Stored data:
— begin —

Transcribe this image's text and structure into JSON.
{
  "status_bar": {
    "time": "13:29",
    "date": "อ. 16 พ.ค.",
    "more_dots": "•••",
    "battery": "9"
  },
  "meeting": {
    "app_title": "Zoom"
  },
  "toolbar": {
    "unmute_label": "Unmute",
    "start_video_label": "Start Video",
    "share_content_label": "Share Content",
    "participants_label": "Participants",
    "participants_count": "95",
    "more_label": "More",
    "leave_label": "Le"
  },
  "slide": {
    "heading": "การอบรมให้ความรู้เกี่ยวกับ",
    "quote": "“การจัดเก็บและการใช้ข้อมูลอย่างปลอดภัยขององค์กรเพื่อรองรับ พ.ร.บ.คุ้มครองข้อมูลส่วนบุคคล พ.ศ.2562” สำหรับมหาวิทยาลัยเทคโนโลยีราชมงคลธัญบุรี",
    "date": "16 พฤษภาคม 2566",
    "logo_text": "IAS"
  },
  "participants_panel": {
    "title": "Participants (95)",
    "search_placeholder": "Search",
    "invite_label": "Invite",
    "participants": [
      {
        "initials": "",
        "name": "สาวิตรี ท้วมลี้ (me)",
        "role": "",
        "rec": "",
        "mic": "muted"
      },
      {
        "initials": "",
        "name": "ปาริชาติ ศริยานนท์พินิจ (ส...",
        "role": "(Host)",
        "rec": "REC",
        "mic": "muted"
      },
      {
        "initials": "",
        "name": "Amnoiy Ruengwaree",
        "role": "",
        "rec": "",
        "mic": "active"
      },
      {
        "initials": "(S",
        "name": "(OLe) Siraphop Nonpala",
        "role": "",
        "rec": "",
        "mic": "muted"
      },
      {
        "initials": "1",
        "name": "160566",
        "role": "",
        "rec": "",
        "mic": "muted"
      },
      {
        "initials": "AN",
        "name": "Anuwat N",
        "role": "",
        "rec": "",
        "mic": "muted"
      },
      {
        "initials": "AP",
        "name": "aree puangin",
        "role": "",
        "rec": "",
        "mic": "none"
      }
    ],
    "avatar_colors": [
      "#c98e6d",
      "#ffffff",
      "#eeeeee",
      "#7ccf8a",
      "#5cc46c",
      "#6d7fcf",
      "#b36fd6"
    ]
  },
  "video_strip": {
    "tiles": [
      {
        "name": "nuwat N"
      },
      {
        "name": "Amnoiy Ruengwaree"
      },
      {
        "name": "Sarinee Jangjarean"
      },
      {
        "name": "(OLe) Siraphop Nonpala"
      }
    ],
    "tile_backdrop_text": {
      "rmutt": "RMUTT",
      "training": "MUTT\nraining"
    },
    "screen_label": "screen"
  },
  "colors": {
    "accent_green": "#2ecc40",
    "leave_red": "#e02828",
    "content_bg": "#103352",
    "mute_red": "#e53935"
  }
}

— end —

* Your instructions
Exact copies of all the records are required.

* The completed task
Transcribe this image's text and structure into JSON.
{
  "status_bar": {
    "time": "13:29",
    "date": "อ. 16 พ.ค.",
    "more_dots": "•••",
    "battery": "9"
  },
  "meeting": {
    "app_title": "Zoom"
  },
  "toolbar": {
    "unmute_label": "Unmute",
    "start_video_label": "Start Video",
    "share_content_label": "Share Content",
    "participants_label": "Participants",
    "participants_count": "95",
    "more_label": "More",
    "leave_label": "Le"
  },
  "slide": {
    "heading": "การอบรมให้ความรู้เกี่ยวกับ",
    "quote": "“การจัดเก็บและการใช้ข้อมูลอย่างปลอดภัยขององค์กรเพื่อรองรับ พ.ร.บ.คุ้มครองข้อมูลส่วนบุคคล พ.ศ.2562” สำหรับมหาวิทยาลัยเทคโนโลยีราชมงคลธัญบุรี",
    "date": "16 พฤษภาคม 2566",
    "logo_text": "IAS"
  },
  "participants_panel": {
    "title": "Participants (95)",
    "search_placeholder": "Search",
    "invite_label": "Invite",
    "participants": [
      {
        "initials": "",
        "name": "สาวิตรี ท้วมลี้ (me)",
        "role": "",
        "rec": "",
        "mic": "muted"
      },
      {
        "initials": "",
        "name": "ปาริชาติ ศริยานนท์พินิจ (ส...",
        "role": "(Host)",
        "rec": "REC",
        "mic": "muted"
      },
      {
        "initials": "",
        "name": "Amnoiy Ruengwaree",
        "role": "",
        "rec": "",
        "mic": "active"
      },
      {
        "initials": "(S",
        "name": "(OLe) Siraphop Nonpala",
        "role": "",
        "rec": "",
        "mic": "muted"
      },
      {
        "initials": "1",
        "name": "160566",
        "role": "",
        "rec": "",
        "mic": "muted"
      },
      {
        "initials": "AN",
        "name": "Anuwat N",
        "role": "",
        "rec": "",
        "mic": "muted"
      },
      {
        "initials": "AP",
        "name": "aree puangin",
        "role": "",
        "rec": "",
        "mic": "none"
      }
    ],
    "avatar_colors": [
      "#c98e6d",
      "#ffffff",
      "#eeeeee",
      "#7ccf8a",
      "#5cc46c",
      "#6d7fcf",
      "#b36fd6"
    ]
  },
  "video_strip": {
    "tiles": [
      {
        "name": "nuwat N"
      },
      {
        "name": "Amnoiy Ruengwaree"
      },
      {
        "name": "Sarinee Jangjarean"
      },
      {
        "name": "(OLe) Siraphop Nonpala"
      }
    ],
    "tile_backdrop_text": {
      "rmutt": "RMUTT",
      "training": "MUTT\nraining"
    },
    "screen_label": "screen"
  },
  "colors": {
    "accent_green": "#2ecc40",
    "leave_red": "#e02828",
    "content_bg": "#103352",
    "mute_red": "#e53935"
  }
}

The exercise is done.